## WORK REQUIRED
Restate, word for word, all of the material shown below.

(Items from a dataset)
______

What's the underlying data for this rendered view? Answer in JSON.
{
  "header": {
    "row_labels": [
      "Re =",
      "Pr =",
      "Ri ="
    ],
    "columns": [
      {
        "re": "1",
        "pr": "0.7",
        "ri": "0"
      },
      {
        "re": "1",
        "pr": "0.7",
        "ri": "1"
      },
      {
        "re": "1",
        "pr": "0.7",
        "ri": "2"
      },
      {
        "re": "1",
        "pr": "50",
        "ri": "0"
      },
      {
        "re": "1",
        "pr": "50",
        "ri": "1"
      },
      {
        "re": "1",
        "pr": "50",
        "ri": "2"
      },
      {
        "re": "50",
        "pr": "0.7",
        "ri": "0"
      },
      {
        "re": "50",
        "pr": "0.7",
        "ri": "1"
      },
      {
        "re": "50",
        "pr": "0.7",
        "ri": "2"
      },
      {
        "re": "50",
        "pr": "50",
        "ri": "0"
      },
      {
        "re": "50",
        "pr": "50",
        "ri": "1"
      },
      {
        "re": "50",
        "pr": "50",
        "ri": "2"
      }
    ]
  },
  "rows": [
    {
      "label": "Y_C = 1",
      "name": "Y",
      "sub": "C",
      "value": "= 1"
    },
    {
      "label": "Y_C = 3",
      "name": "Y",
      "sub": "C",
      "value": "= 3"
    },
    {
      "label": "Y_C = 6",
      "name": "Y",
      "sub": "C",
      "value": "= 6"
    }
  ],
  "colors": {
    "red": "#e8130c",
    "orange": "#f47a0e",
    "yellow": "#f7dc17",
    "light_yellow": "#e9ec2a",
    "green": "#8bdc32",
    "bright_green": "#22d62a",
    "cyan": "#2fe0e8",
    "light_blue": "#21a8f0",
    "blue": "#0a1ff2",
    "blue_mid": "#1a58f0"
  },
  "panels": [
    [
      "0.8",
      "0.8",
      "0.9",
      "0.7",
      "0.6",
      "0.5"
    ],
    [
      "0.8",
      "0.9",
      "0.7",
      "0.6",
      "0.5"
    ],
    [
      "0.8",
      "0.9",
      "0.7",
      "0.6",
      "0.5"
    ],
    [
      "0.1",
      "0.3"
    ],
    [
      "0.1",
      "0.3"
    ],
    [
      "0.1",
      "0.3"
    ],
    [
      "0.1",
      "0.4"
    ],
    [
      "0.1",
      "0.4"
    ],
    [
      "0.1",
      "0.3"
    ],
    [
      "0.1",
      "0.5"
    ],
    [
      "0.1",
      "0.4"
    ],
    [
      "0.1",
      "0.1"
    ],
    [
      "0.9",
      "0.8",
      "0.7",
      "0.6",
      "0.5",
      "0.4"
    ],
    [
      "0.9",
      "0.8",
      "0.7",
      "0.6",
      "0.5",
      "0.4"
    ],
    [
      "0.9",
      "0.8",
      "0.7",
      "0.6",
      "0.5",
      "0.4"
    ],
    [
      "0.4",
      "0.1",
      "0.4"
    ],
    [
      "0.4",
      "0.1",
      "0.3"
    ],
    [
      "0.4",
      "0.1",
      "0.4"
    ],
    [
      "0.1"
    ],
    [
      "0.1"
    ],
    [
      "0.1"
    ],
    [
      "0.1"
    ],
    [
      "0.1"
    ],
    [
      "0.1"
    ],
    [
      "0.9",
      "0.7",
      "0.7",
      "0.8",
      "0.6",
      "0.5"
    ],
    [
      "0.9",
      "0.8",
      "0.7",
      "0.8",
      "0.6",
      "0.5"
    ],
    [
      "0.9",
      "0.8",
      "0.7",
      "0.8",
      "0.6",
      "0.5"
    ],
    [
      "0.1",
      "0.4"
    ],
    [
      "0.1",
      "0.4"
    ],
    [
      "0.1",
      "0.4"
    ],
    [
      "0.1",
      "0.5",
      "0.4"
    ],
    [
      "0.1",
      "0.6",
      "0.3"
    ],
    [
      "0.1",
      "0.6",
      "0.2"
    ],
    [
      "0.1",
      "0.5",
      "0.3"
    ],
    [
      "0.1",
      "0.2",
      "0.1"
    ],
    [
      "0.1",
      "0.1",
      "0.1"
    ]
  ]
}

______

## TASK RESPONSE
What's the underlying data for this rendered view? Answer in JSON.
{
  "header": {
    "row_labels": [
      "Re =",
      "Pr =",
      "Ri ="
    ],
    "columns": [
      {
        "re": "1",
        "pr": "0.7",
        "ri": "0"
      },
      {
        "re": "1",
        "pr": "0.7",
        "ri": "1"
      },
      {
        "re": "1",
        "pr": "0.7",
        "ri": "2"
      },
      {
        "re": "1",
        "pr": "50",
        "ri": "0"
      },
      {
        "re": "1",
        "pr": "50",
        "ri": "1"
      },
      {
        "re": "1",
        "pr": "50",
        "ri": "2"
      },
      {
        "re": "50",
        "pr": "0.7",
        "ri": "0"
      },
      {
        "re": "50",
        "pr": "0.7",
        "ri": "1"
      },
      {
        "re": "50",
        "pr": "0.7",
        "ri": "2"
      },
      {
        "re": "50",
        "pr": "50",
        "ri": "0"
      },
      {
        "re": "50",
        "pr": "50",
        "ri": "1"
      },
      {
        "re": "50",
        "pr": "50",
        "ri": "2"
      }
    ]
  },
  "rows": [
    {
      "label": "Y_C = 1",
      "name": "Y",
      "sub": "C",
      "value": "= 1"
    },
    {
      "label": "Y_C = 3",
      "name": "Y",
      "sub": "C",
      "value": "= 3"
    },
    {
      "label": "Y_C = 6",
      "name": "Y",
      "sub": "C",
      "value": "= 6"
    }
  ],
  "colors": {
    "red": "#e8130c",
    "orange": "#f47a0e",
    "yellow": "#f7dc17",
    "light_yellow": "#e9ec2a",
    "green": "#8bdc32",
    "bright_green": "#22d62a",
    "cyan": "#2fe0e8",
    "light_blue": "#21a8f0",
    "blue": "#0a1ff2",
    "blue_mid": "#1a58f0"
  },
  "panels": [
    [
      "0.8",
      "0.8",
      "0.9",
      "0.7",
      "0.6",
      "0.5"
    ],
    [
      "0.8",
      "0.9",
      "0.7",
      "0.6",
      "0.5"
    ],
    [
      "0.8",
      "0.9",
      "0.7",
      "0.6",
      "0.5"
    ],
    [
      "0.1",
      "0.3"
    ],
    [
      "0.1",
      "0.3"
    ],
    [
      "0.1",
      "0.3"
    ],
    [
      "0.1",
      "0.4"
    ],
    [
      "0.1",
      "0.4"
    ],
    [
      "0.1",
      "0.3"
    ],
    [
      "0.1",
      "0.5"
    ],
    [
      "0.1",
      "0.4"
    ],
    [
      "0.1",
      "0.1"
    ],
    [
      "0.9",
      "0.8",
      "0.7",
      "0.6",
      "0.5",
      "0.4"
    ],
    [
      "0.9",
      "0.8",
      "0.7",
      "0.6",
      "0.5",
      "0.4"
    ],
    [
      "0.9",
      "0.8",
      "0.7",
      "0.6",
      "0.5",
      "0.4"
    ],
    [
      "0.4",
      "0.1",
      "0.4"
    ],
    [
      "0.4",
      "0.1",
      "0.3"
    ],
    [
      "0.4",
      "0.1",
      "0.4"
    ],
    [
      "0.1"
    ],
    [
      "0.1"
    ],
    [
      "0.1"
    ],
    [
      "0.1"
    ],
    [
      "0.1"
    ],
    [
      "0.1"
    ],
    [
      "0.9",
      "0.7",
      "0.7",
      "0.8",
      "0.6",
      "0.5"
    ],
    [
      "0.9",
      "0.8",
      "0.7",
      "0.8",
      "0.6",
      "0.5"
    ],
    [
      "0.9",
      "0.8",
      "0.7",
      "0.8",
      "0.6",
      "0.5"
    ],
    [
      "0.1",
      "0.4"
    ],
    [
      "0.1",
      "0.4"
    ],
    [
      "0.1",
      "0.4"
    ],
    [
      "0.1",
      "0.5",
      "0.4"
    ],
    [
      "0.1",
      "0.6",
      "0.3"
    ],
    [
      "0.1",
      "0.6",
      "0.2"
    ],
    [
      "0.1",
      "0.5",
      "0.3"
    ],
    [
      "0.1",
      "0.2",
      "0.1"
    ],
    [
      "0.1",
      "0.1",
      "0.1"
    ]
  ]
}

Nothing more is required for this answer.